## SOURCE MATERIAL
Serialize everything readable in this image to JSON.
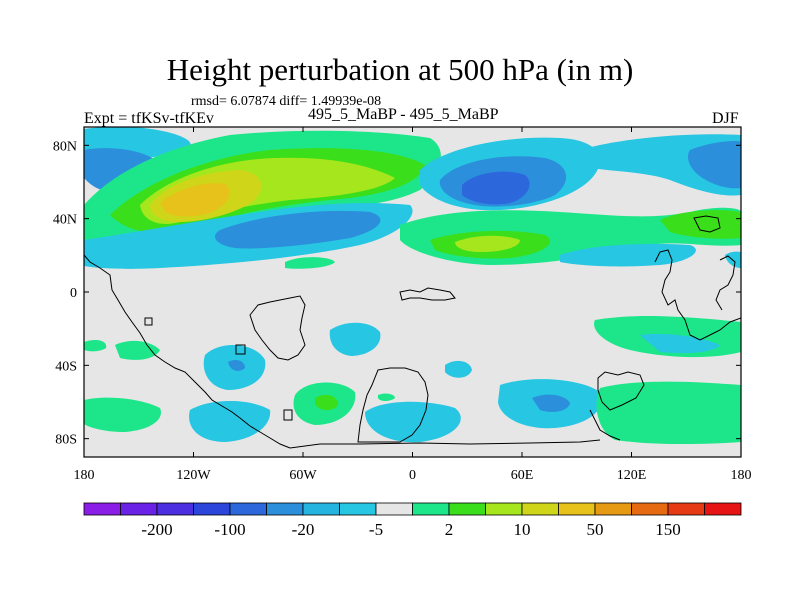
{
  "chart_data": {
    "type": "heatmap",
    "title": "Height perturbation at 500 hPa (in m)",
    "stats": "rmsd= 6.07874 diff= 1.49939e-08",
    "left_label": "Expt = tfKSv-tfKEv",
    "center_label": "495_5_MaBP - 495_5_MaBP",
    "right_label": "DJF",
    "x_ticks": [
      {
        "value": -180,
        "label": "180"
      },
      {
        "value": -120,
        "label": "120W"
      },
      {
        "value": -60,
        "label": "60W"
      },
      {
        "value": 0,
        "label": "0"
      },
      {
        "value": 60,
        "label": "60E"
      },
      {
        "value": 120,
        "label": "120E"
      },
      {
        "value": 180,
        "label": "180"
      }
    ],
    "y_ticks": [
      {
        "value": 80,
        "label": "80N"
      },
      {
        "value": 40,
        "label": "40N"
      },
      {
        "value": 0,
        "label": "0"
      },
      {
        "value": -40,
        "label": "40S"
      },
      {
        "value": -80,
        "label": "80S"
      }
    ],
    "xlim": [
      -180,
      180
    ],
    "ylim": [
      -90,
      90
    ],
    "colorbar": {
      "colors": [
        "#8a1de6",
        "#6a22e6",
        "#4b2fe0",
        "#2c46dc",
        "#2c68dc",
        "#2b8fdc",
        "#25b4e0",
        "#27c6e2",
        "#e6e6e6",
        "#1de68a",
        "#3ade1a",
        "#a6e61d",
        "#cfd61a",
        "#e6c21a",
        "#e69a14",
        "#e66a12",
        "#e63a14",
        "#e61414"
      ],
      "labels": [
        {
          "value": "-200",
          "after_index": 1
        },
        {
          "value": "-100",
          "after_index": 3
        },
        {
          "value": "-20",
          "after_index": 5
        },
        {
          "value": "-5",
          "after_index": 7
        },
        {
          "value": "2",
          "after_index": 9
        },
        {
          "value": "10",
          "after_index": 11
        },
        {
          "value": "50",
          "after_index": 13
        },
        {
          "value": "150",
          "after_index": 15
        }
      ]
    }
  }
}
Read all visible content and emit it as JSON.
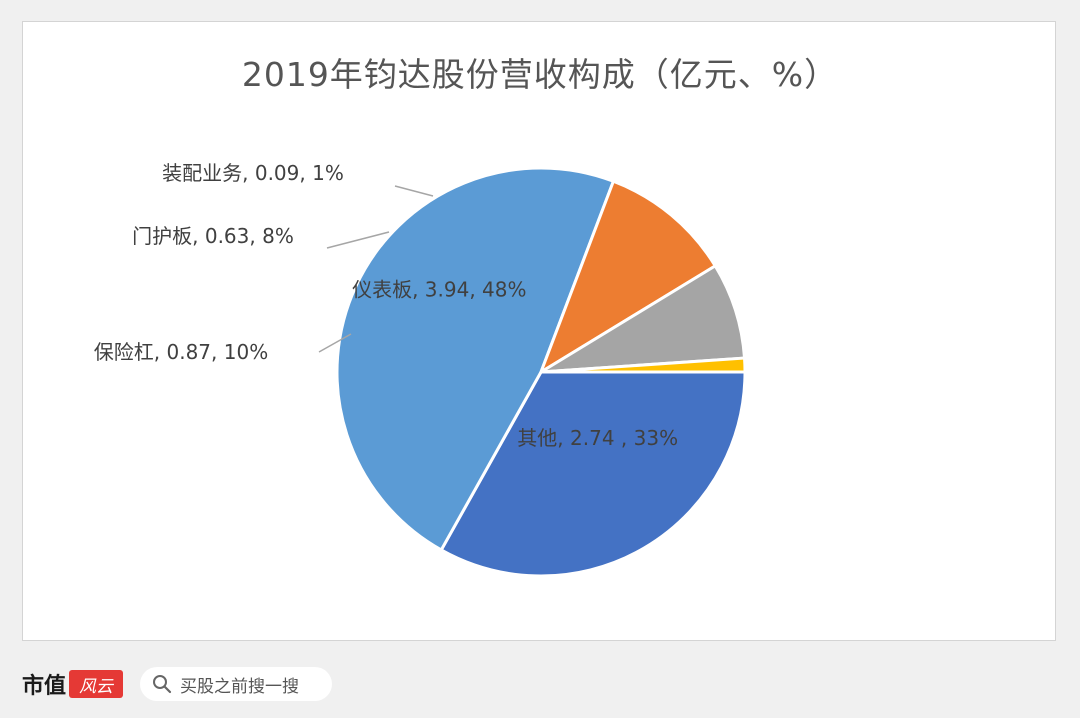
{
  "chart_data": {
    "type": "pie",
    "title": "2019年钧达股份营收构成（亿元、%）",
    "slices": [
      {
        "label": "其他",
        "value": 2.74,
        "percent": "33%",
        "color": "#4472c4",
        "display": "其他, 2.74 , 33%"
      },
      {
        "label": "仪表板",
        "value": 3.94,
        "percent": "48%",
        "color": "#5b9bd5",
        "display": "仪表板, 3.94, 48%"
      },
      {
        "label": "保险杠",
        "value": 0.87,
        "percent": "10%",
        "color": "#ed7d31",
        "display": "保险杠, 0.87, 10%"
      },
      {
        "label": "门护板",
        "value": 0.63,
        "percent": "8%",
        "color": "#a5a5a5",
        "display": "门护板, 0.63, 8%"
      },
      {
        "label": "装配业务",
        "value": 0.09,
        "percent": "1%",
        "color": "#ffc000",
        "display": "装配业务, 0.09, 1%"
      }
    ],
    "start_angle_deg": 0,
    "direction": "clockwise"
  },
  "footer": {
    "brand_text": "市值",
    "brand_seal_text": "风云",
    "search_icon": "search-icon",
    "search_text": "买股之前搜一搜"
  }
}
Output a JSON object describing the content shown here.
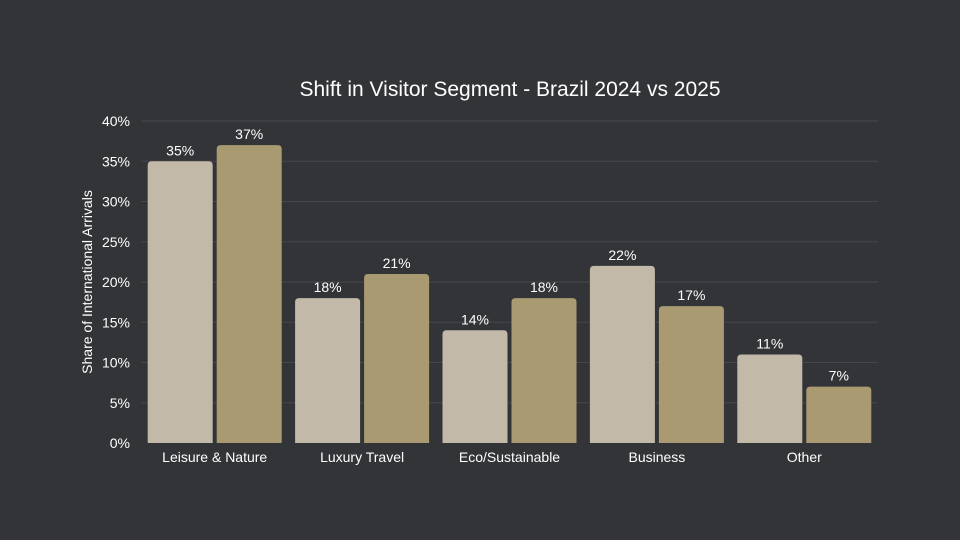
{
  "colors": {
    "background": "#333438",
    "series_2024": "#c2b9a8",
    "series_2025": "#aa9a72",
    "grid": "#46474c",
    "text": "#ffffff"
  },
  "chart_data": {
    "type": "bar",
    "title": "Shift in Visitor Segment - Brazil 2024 vs 2025",
    "xlabel": "",
    "ylabel": "Share of International Arrivals",
    "ylim": [
      0,
      40
    ],
    "yticks": [
      "0%",
      "5%",
      "10%",
      "15%",
      "20%",
      "25%",
      "30%",
      "35%",
      "40%"
    ],
    "ytick_values": [
      0,
      5,
      10,
      15,
      20,
      25,
      30,
      35,
      40
    ],
    "categories": [
      "Leisure & Nature",
      "Luxury Travel",
      "Eco/Sustainable",
      "Business",
      "Other"
    ],
    "series": [
      {
        "key": "2024",
        "values": [
          35,
          18,
          14,
          22,
          11
        ],
        "labels": [
          "35%",
          "18%",
          "14%",
          "22%",
          "11%"
        ],
        "color": "#c2b9a8"
      },
      {
        "key": "2025",
        "values": [
          37,
          21,
          18,
          17,
          7
        ],
        "labels": [
          "37%",
          "21%",
          "18%",
          "17%",
          "7%"
        ],
        "color": "#aa9a72"
      }
    ],
    "grid": true,
    "legend": "none"
  }
}
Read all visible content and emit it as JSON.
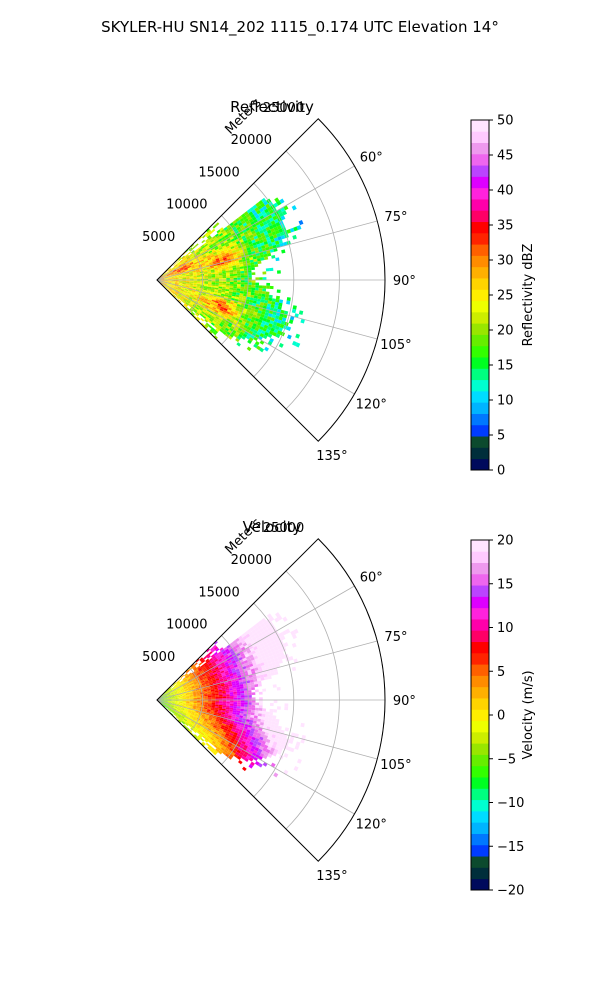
{
  "suptitle": "SKYLER-HU  SN14_202  1115_0.174 UTC Elevation 14°",
  "chart_data": [
    {
      "type": "polar-sector",
      "title": "Reflectivity",
      "range_label": "Meters",
      "range_ticks": [
        5000,
        10000,
        15000,
        20000,
        25000
      ],
      "angle_ticks": [
        "60°",
        "75°",
        "90°",
        "105°",
        "120°",
        "135°"
      ],
      "angle_values": [
        60,
        75,
        90,
        105,
        120,
        135
      ],
      "angle_range": [
        45,
        135
      ],
      "max_range": 25000,
      "field": "reflectivity",
      "colorbar": {
        "label": "Reflectivity dBZ",
        "min": 0,
        "max": 50,
        "ticks": [
          0,
          5,
          10,
          15,
          20,
          25,
          30,
          35,
          40,
          45,
          50
        ],
        "tick_labels": [
          "0",
          "5",
          "10",
          "15",
          "20",
          "25",
          "30",
          "35",
          "40",
          "45",
          "50"
        ],
        "colors": [
          "#000a5c",
          "#002e3b",
          "#0c4a2e",
          "#003cff",
          "#0078ff",
          "#00b4ff",
          "#00dcff",
          "#00ffd0",
          "#00ff80",
          "#00ff22",
          "#33ff00",
          "#66ee00",
          "#99e600",
          "#ccee00",
          "#eeff00",
          "#ffee00",
          "#ffd400",
          "#ffb000",
          "#ff8c00",
          "#ff6000",
          "#ff2400",
          "#ff0000",
          "#ff0066",
          "#ff00aa",
          "#ff22dd",
          "#dd00ff",
          "#bb44ff",
          "#ee66ee",
          "#ee99ee",
          "#ffcaff",
          "#ffe4ff"
        ]
      }
    },
    {
      "type": "polar-sector",
      "title": "Velocity",
      "range_label": "Meters",
      "range_ticks": [
        5000,
        10000,
        15000,
        20000,
        25000
      ],
      "angle_ticks": [
        "60°",
        "75°",
        "90°",
        "105°",
        "120°",
        "135°"
      ],
      "angle_values": [
        60,
        75,
        90,
        105,
        120,
        135
      ],
      "angle_range": [
        45,
        135
      ],
      "max_range": 25000,
      "field": "velocity",
      "colorbar": {
        "label": "Velocity (m/s)",
        "min": -20,
        "max": 20,
        "ticks": [
          -20,
          -15,
          -10,
          -5,
          0,
          5,
          10,
          15,
          20
        ],
        "tick_labels": [
          "−20",
          "−15",
          "−10",
          "−5",
          "0",
          "5",
          "10",
          "15",
          "20"
        ],
        "colors": [
          "#000a5c",
          "#002e3b",
          "#0c4a2e",
          "#003cff",
          "#0078ff",
          "#00b4ff",
          "#00dcff",
          "#00ffd0",
          "#00ff80",
          "#00ff22",
          "#33ff00",
          "#66ee00",
          "#99e600",
          "#ccee00",
          "#eeff00",
          "#ffee00",
          "#ffd400",
          "#ffb000",
          "#ff8c00",
          "#ff6000",
          "#ff2400",
          "#ff0000",
          "#ff0066",
          "#ff00aa",
          "#ff22dd",
          "#dd00ff",
          "#bb44ff",
          "#ee66ee",
          "#ee99ee",
          "#ffcaff",
          "#ffe4ff"
        ]
      }
    }
  ]
}
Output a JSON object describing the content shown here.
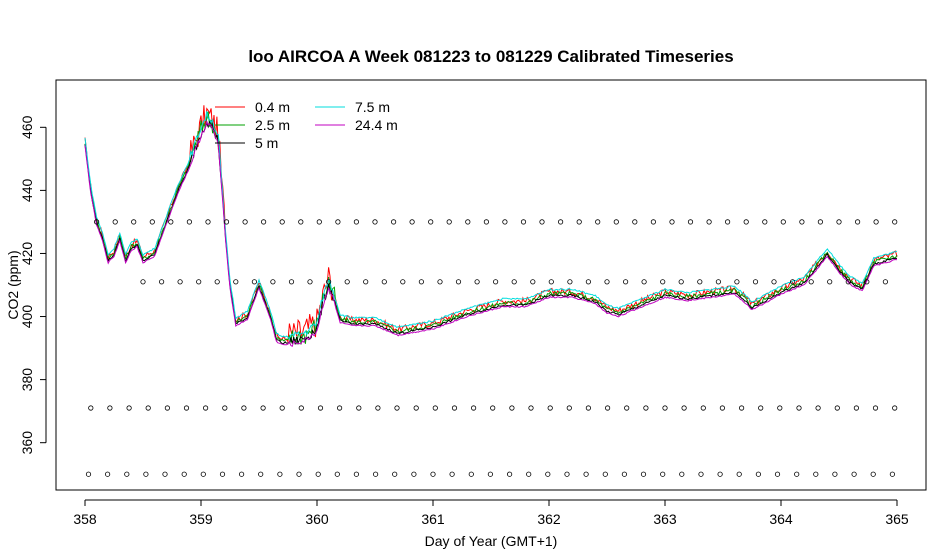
{
  "chart_data": {
    "type": "line",
    "title": "loo AIRCOA A  Week 081223 to 081229  Calibrated Timeseries",
    "xlabel": "Day of Year (GMT+1)",
    "ylabel": "CO2 (ppm)",
    "xlim": [
      357.75,
      365.25
    ],
    "ylim": [
      345,
      475
    ],
    "x_ticks": [
      358,
      359,
      360,
      361,
      362,
      363,
      364,
      365
    ],
    "y_ticks": [
      360,
      380,
      400,
      420,
      440,
      460
    ],
    "grid": false,
    "legend_position": "top-left",
    "base_points": {
      "x": [
        358.0,
        358.05,
        358.1,
        358.15,
        358.2,
        358.25,
        358.3,
        358.35,
        358.4,
        358.45,
        358.5,
        358.6,
        358.7,
        358.8,
        358.9,
        359.0,
        359.05,
        359.1,
        359.15,
        359.2,
        359.25,
        359.3,
        359.4,
        359.5,
        359.6,
        359.65,
        359.7,
        359.8,
        359.9,
        360.0,
        360.05,
        360.1,
        360.15,
        360.2,
        360.3,
        360.5,
        360.7,
        361.0,
        361.3,
        361.6,
        361.8,
        362.0,
        362.2,
        362.4,
        362.5,
        362.6,
        362.8,
        363.0,
        363.2,
        363.4,
        363.6,
        363.7,
        363.75,
        363.9,
        364.0,
        364.2,
        364.4,
        364.5,
        364.6,
        364.7,
        364.8,
        365.0
      ],
      "y": [
        455,
        440,
        430,
        425,
        418,
        420,
        425,
        418,
        422,
        423,
        418,
        420,
        430,
        440,
        448,
        458,
        462,
        460,
        455,
        430,
        410,
        398,
        400,
        410,
        400,
        393,
        392,
        392,
        393,
        396,
        404,
        410,
        405,
        399,
        398,
        398,
        395,
        397,
        401,
        404,
        404,
        407,
        407,
        405,
        402,
        401,
        404,
        407,
        406,
        407,
        408,
        405,
        403,
        406,
        408,
        411,
        420,
        415,
        411,
        409,
        417,
        419
      ]
    },
    "series": [
      {
        "name": "0.4 m",
        "color": "#ff0000",
        "offset": 0.5,
        "spikiness": 6
      },
      {
        "name": "2.5 m",
        "color": "#00a000",
        "offset": 0,
        "spikiness": 4
      },
      {
        "name": "5 m",
        "color": "#000000",
        "offset": -0.5,
        "spikiness": 2
      },
      {
        "name": "7.5 m",
        "color": "#00dddd",
        "offset": 1.5,
        "spikiness": 1.5
      },
      {
        "name": "24.4 m",
        "color": "#c000c0",
        "offset": -1.0,
        "spikiness": 1.2
      }
    ],
    "flag_rows": [
      {
        "y": 430,
        "x_start": 358.1,
        "x_end": 365.0,
        "step": 0.16
      },
      {
        "y": 411,
        "x_start": 358.5,
        "x_end": 364.9,
        "step": 0.16
      },
      {
        "y": 371,
        "x_start": 358.05,
        "x_end": 365.0,
        "step": 0.165
      },
      {
        "y": 350,
        "x_start": 358.03,
        "x_end": 365.0,
        "step": 0.165
      }
    ]
  }
}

## EXERCISE GOAL
Filter the data for the string "name" and copy every line that has it.

## REPLY TO THE TASK
        "name": "0.4 m",
        "name": "2.5 m",
        "name": "5 m",
        "name": "7.5 m",
        "name": "24.4 m",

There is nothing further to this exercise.